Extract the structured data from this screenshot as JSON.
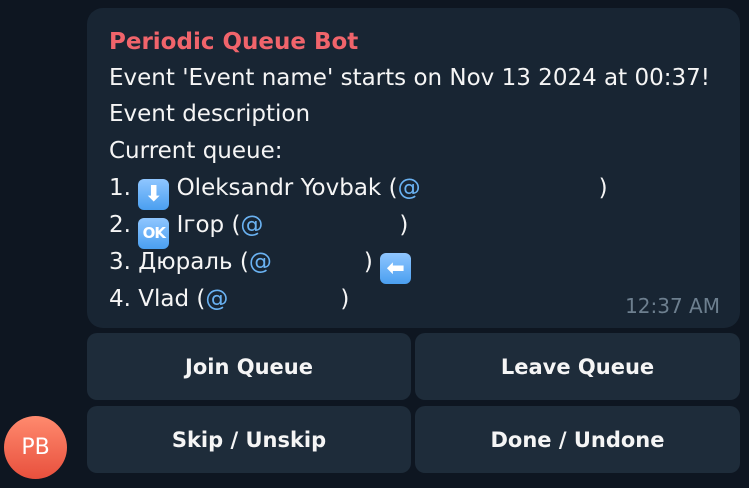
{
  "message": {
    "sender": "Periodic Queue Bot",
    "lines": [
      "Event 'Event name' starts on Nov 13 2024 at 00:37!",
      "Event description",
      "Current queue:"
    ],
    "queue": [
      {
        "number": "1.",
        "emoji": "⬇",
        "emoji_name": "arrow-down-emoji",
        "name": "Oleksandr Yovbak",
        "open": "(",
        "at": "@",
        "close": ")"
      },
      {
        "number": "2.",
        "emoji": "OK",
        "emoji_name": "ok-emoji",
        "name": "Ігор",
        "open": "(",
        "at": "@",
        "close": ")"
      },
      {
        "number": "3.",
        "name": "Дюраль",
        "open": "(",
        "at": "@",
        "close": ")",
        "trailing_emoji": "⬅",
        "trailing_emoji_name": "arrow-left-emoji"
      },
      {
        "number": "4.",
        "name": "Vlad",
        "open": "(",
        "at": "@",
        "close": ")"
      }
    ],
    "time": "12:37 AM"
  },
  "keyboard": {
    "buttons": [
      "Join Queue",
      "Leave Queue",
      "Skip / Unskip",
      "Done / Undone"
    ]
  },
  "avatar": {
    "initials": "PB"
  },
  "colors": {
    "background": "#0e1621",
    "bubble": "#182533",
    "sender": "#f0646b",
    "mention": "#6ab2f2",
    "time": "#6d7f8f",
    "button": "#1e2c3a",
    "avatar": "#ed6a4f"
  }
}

---

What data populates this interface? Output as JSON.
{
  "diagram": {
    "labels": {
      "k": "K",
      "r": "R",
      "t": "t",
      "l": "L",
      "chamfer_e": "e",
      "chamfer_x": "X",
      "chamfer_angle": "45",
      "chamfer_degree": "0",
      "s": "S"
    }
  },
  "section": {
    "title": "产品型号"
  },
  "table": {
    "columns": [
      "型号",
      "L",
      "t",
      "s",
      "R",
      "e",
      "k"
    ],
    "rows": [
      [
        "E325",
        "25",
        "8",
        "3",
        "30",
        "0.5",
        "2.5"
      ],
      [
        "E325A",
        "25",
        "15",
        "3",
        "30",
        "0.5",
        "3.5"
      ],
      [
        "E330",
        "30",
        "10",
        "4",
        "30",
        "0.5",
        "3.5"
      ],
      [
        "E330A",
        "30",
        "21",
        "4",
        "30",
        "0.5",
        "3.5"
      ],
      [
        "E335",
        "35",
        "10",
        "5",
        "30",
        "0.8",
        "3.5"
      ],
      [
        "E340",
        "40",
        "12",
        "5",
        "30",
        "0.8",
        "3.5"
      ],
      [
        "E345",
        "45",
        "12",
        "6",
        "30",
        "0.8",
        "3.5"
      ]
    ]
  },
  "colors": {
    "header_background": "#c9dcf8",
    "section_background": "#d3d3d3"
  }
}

---

> What is being asked: Examine the entries and report how many of their lines contain the string "data", giving no more than the number.

> Problem solution: 2